STATED EXERCISE
Gather each line containing the string "water" from these entries.

[Figure contents as structured data]

^^^^

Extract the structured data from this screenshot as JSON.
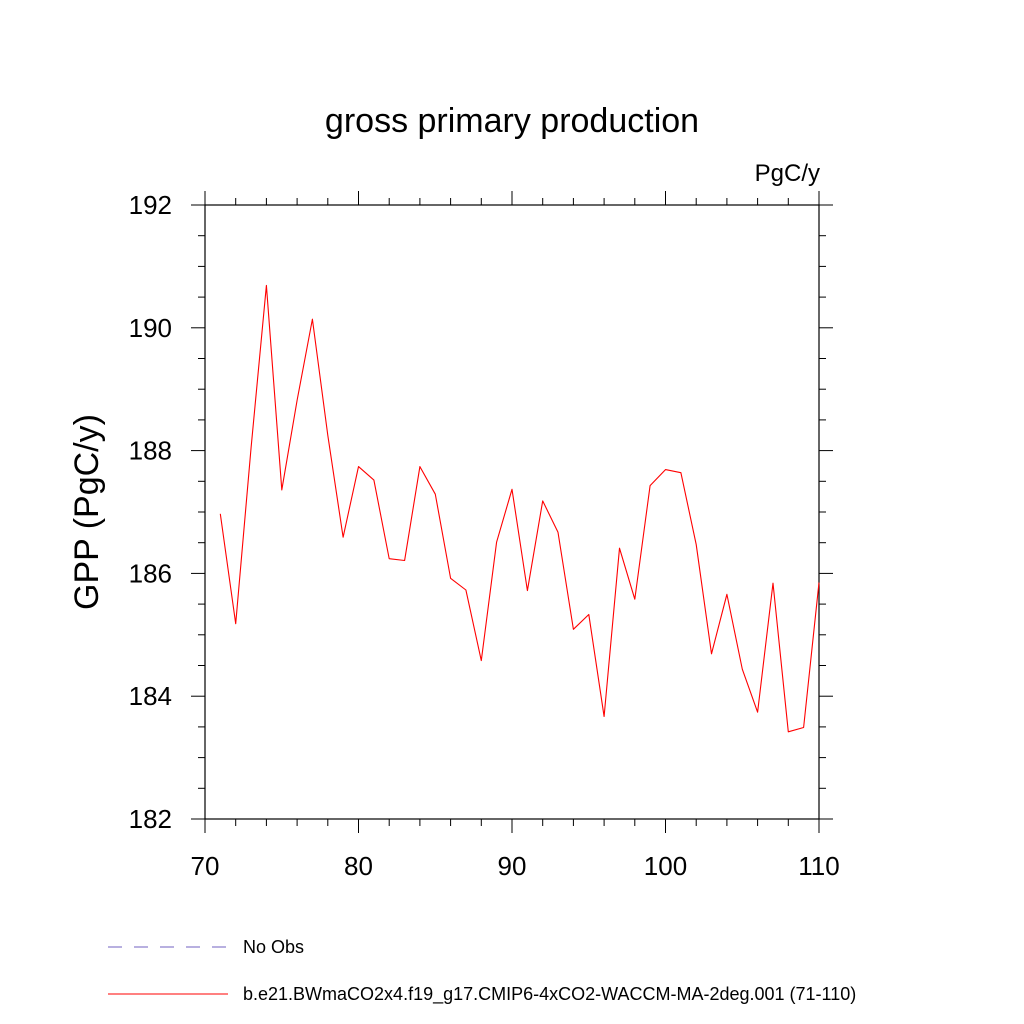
{
  "chart_data": {
    "type": "line",
    "title": "gross primary production",
    "units": "PgC/y",
    "xlabel": "",
    "ylabel": "GPP  (PgC/y)",
    "xlim": [
      70,
      110
    ],
    "ylim": [
      182,
      192
    ],
    "xticks": [
      "70",
      "80",
      "90",
      "100",
      "110"
    ],
    "yticks": [
      "182",
      "184",
      "186",
      "188",
      "190",
      "192"
    ],
    "grid": false,
    "legend_position": "bottom",
    "legend": [
      {
        "label": "No Obs",
        "color": "#7060c0",
        "style": "dashed"
      },
      {
        "label": "b.e21.BWmaCO2x4.f19_g17.CMIP6-4xCO2-WACCM-MA-2deg.001 (71-110)",
        "color": "#ff0000",
        "style": "solid"
      }
    ],
    "series": [
      {
        "name": "b.e21.BWmaCO2x4.f19_g17.CMIP6-4xCO2-WACCM-MA-2deg.001 (71-110)",
        "color": "#ff0000",
        "x": [
          71,
          72,
          73,
          74,
          75,
          76,
          77,
          78,
          79,
          80,
          81,
          82,
          83,
          84,
          85,
          86,
          87,
          88,
          89,
          90,
          91,
          92,
          93,
          94,
          95,
          96,
          97,
          98,
          99,
          100,
          101,
          102,
          103,
          104,
          105,
          106,
          107,
          108,
          109,
          110
        ],
        "values": [
          186.97,
          185.18,
          188.05,
          190.69,
          187.36,
          188.82,
          190.14,
          188.25,
          186.59,
          187.74,
          187.52,
          186.24,
          186.21,
          187.74,
          187.29,
          185.92,
          185.73,
          184.58,
          186.51,
          187.37,
          185.72,
          187.18,
          186.67,
          185.09,
          185.33,
          183.67,
          186.41,
          185.58,
          187.43,
          187.69,
          187.64,
          186.47,
          184.69,
          185.66,
          184.44,
          183.74,
          185.84,
          183.42,
          183.49,
          185.85
        ]
      }
    ]
  }
}
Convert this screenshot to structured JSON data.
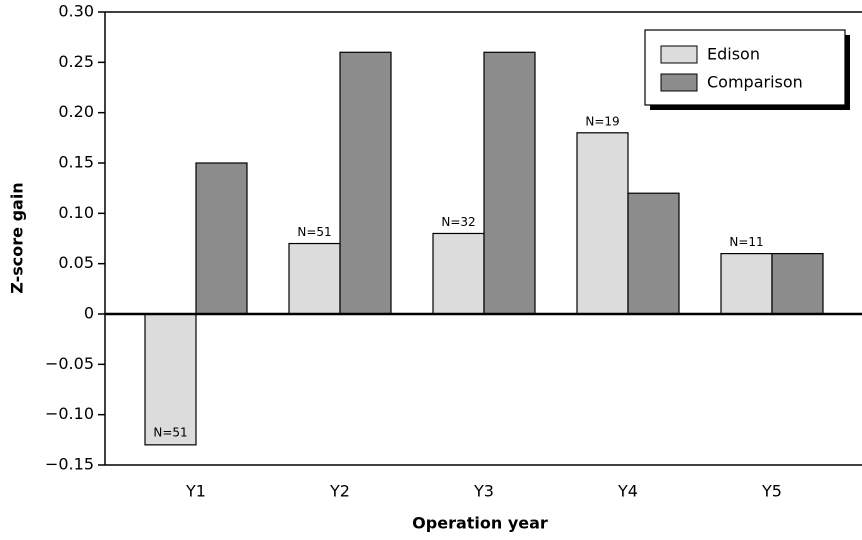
{
  "chart_data": {
    "type": "bar",
    "x_label": "Operation year",
    "y_label": "Z-score gain",
    "categories": [
      "Y1",
      "Y2",
      "Y3",
      "Y4",
      "Y5"
    ],
    "series": [
      {
        "name": "Edison",
        "color": "#dcdcdc",
        "values": [
          -0.13,
          0.07,
          0.08,
          0.18,
          0.06
        ],
        "labels": [
          "N=51",
          "N=51",
          "N=32",
          "N=19",
          "N=11"
        ]
      },
      {
        "name": "Comparison",
        "color": "#8c8c8c",
        "values": [
          0.15,
          0.26,
          0.26,
          0.12,
          0.06
        ]
      }
    ],
    "ylim": [
      -0.15,
      0.3
    ],
    "yticks": [
      {
        "value": 0.3,
        "label": "0.30"
      },
      {
        "value": 0.25,
        "label": "0.25"
      },
      {
        "value": 0.2,
        "label": "0.20"
      },
      {
        "value": 0.15,
        "label": "0.15"
      },
      {
        "value": 0.1,
        "label": "0.10"
      },
      {
        "value": 0.05,
        "label": "0.05"
      },
      0,
      {
        "value": -0.05,
        "label": "−0.05"
      },
      {
        "value": -0.1,
        "label": "−0.10"
      },
      {
        "value": -0.15,
        "label": "−0.15"
      }
    ],
    "legend": "top-right"
  }
}
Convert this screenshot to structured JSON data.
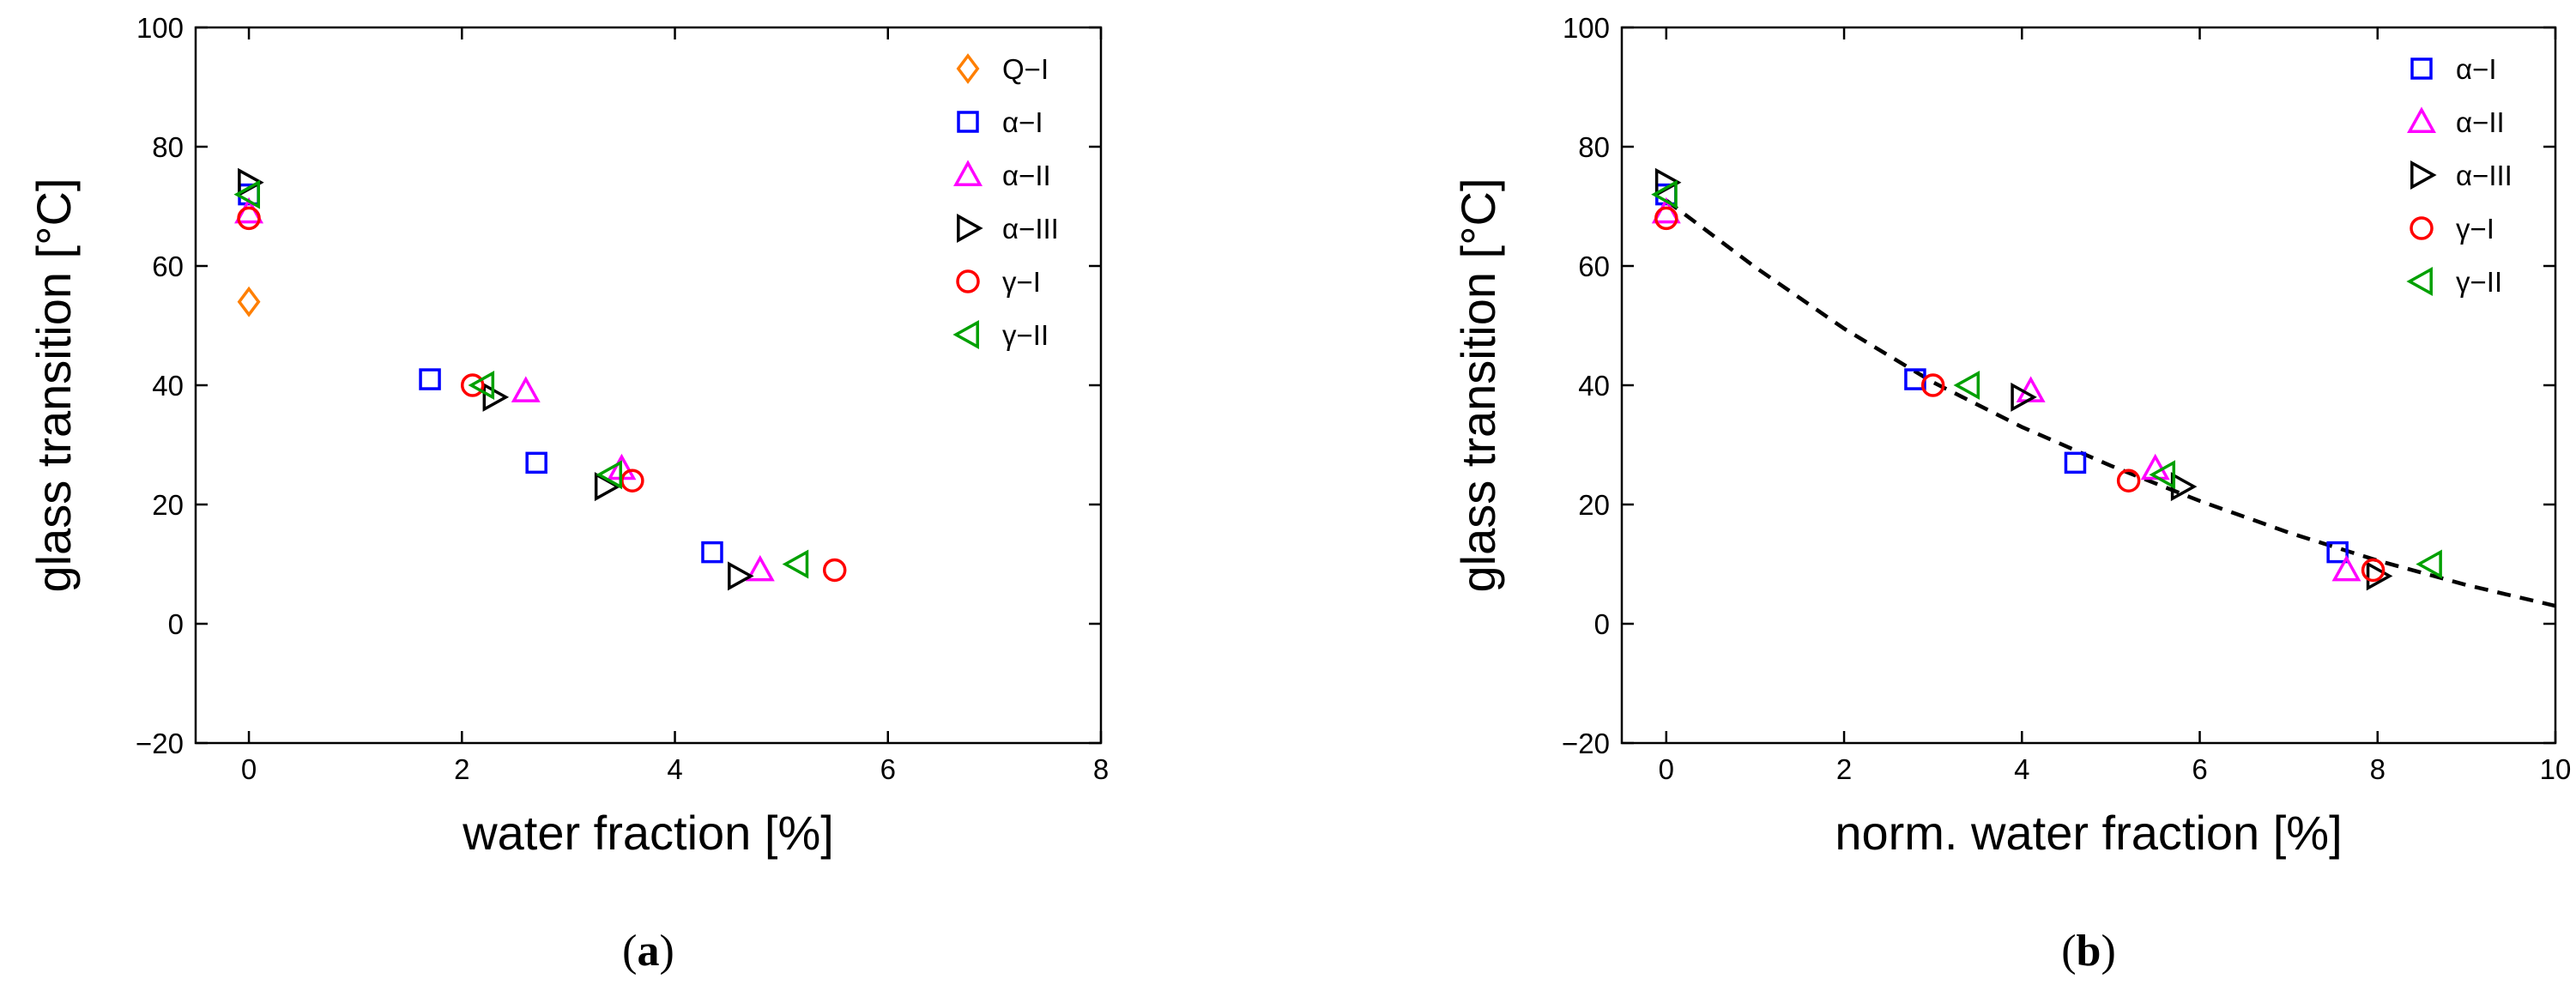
{
  "chart_data": [
    {
      "type": "scatter",
      "panel_label": "a",
      "title": "",
      "xlabel": "water fraction [%]",
      "ylabel": "glass transition [°C]",
      "xlim": [
        -0.5,
        8
      ],
      "ylim": [
        -20,
        100
      ],
      "xticks": [
        0,
        2,
        4,
        6,
        8
      ],
      "yticks": [
        -20,
        0,
        20,
        40,
        60,
        80,
        100
      ],
      "grid": false,
      "legend_position": "top-right",
      "series": [
        {
          "name": "Q−I",
          "marker": "diamond",
          "color": "#FF7F00",
          "points": [
            [
              0.0,
              54
            ]
          ]
        },
        {
          "name": "α−I",
          "marker": "square",
          "color": "#0000FF",
          "points": [
            [
              0.0,
              72
            ],
            [
              1.7,
              41
            ],
            [
              2.7,
              27
            ],
            [
              4.35,
              12
            ]
          ]
        },
        {
          "name": "α−II",
          "marker": "triangle-up",
          "color": "#FF00FF",
          "points": [
            [
              0.0,
              69
            ],
            [
              2.6,
              39
            ],
            [
              3.5,
              26
            ],
            [
              4.8,
              9
            ]
          ]
        },
        {
          "name": "α−III",
          "marker": "triangle-right",
          "color": "#000000",
          "points": [
            [
              0.0,
              74
            ],
            [
              2.3,
              38
            ],
            [
              3.35,
              23
            ],
            [
              4.6,
              8
            ]
          ]
        },
        {
          "name": "γ−I",
          "marker": "circle",
          "color": "#FF0000",
          "points": [
            [
              0.0,
              68
            ],
            [
              2.1,
              40
            ],
            [
              3.6,
              24
            ],
            [
              5.5,
              9
            ]
          ]
        },
        {
          "name": "γ−II",
          "marker": "triangle-left",
          "color": "#00A000",
          "points": [
            [
              0.0,
              72
            ],
            [
              2.2,
              40
            ],
            [
              3.4,
              25
            ],
            [
              5.15,
              10
            ]
          ]
        }
      ]
    },
    {
      "type": "scatter",
      "panel_label": "b",
      "title": "",
      "xlabel": "norm. water fraction [%]",
      "ylabel": "glass transition [°C]",
      "xlim": [
        -0.5,
        10
      ],
      "ylim": [
        -20,
        100
      ],
      "xticks": [
        0,
        2,
        4,
        6,
        8,
        10
      ],
      "yticks": [
        -20,
        0,
        20,
        40,
        60,
        80,
        100
      ],
      "grid": false,
      "legend_position": "top-right",
      "fit_line": {
        "style": "dashed",
        "color": "#000000",
        "x": [
          0,
          1,
          2,
          3,
          4,
          5,
          6,
          7,
          8,
          9,
          10
        ],
        "y": [
          71,
          59.8,
          49.5,
          40.5,
          33.0,
          26.5,
          20.6,
          15.3,
          10.6,
          6.5,
          3
        ]
      },
      "series": [
        {
          "name": "α−I",
          "marker": "square",
          "color": "#0000FF",
          "points": [
            [
              0.0,
              72
            ],
            [
              2.8,
              41
            ],
            [
              4.6,
              27
            ],
            [
              7.55,
              12
            ]
          ]
        },
        {
          "name": "α−II",
          "marker": "triangle-up",
          "color": "#FF00FF",
          "points": [
            [
              0.0,
              69
            ],
            [
              4.1,
              39
            ],
            [
              5.5,
              26
            ],
            [
              7.65,
              9
            ]
          ]
        },
        {
          "name": "α−III",
          "marker": "triangle-right",
          "color": "#000000",
          "points": [
            [
              0.0,
              74
            ],
            [
              4.0,
              38
            ],
            [
              5.8,
              23
            ],
            [
              8.0,
              8
            ]
          ]
        },
        {
          "name": "γ−I",
          "marker": "circle",
          "color": "#FF0000",
          "points": [
            [
              0.0,
              68
            ],
            [
              3.0,
              40
            ],
            [
              5.2,
              24
            ],
            [
              7.95,
              9
            ]
          ]
        },
        {
          "name": "γ−II",
          "marker": "triangle-left",
          "color": "#00A000",
          "points": [
            [
              0.0,
              72
            ],
            [
              3.4,
              40
            ],
            [
              5.6,
              25
            ],
            [
              8.6,
              10
            ]
          ]
        }
      ]
    }
  ]
}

^^^^

REPLY TO THE EXERCISE
      "xlabel": "water fraction [%]",
      "xlabel": "norm. water fraction [%]",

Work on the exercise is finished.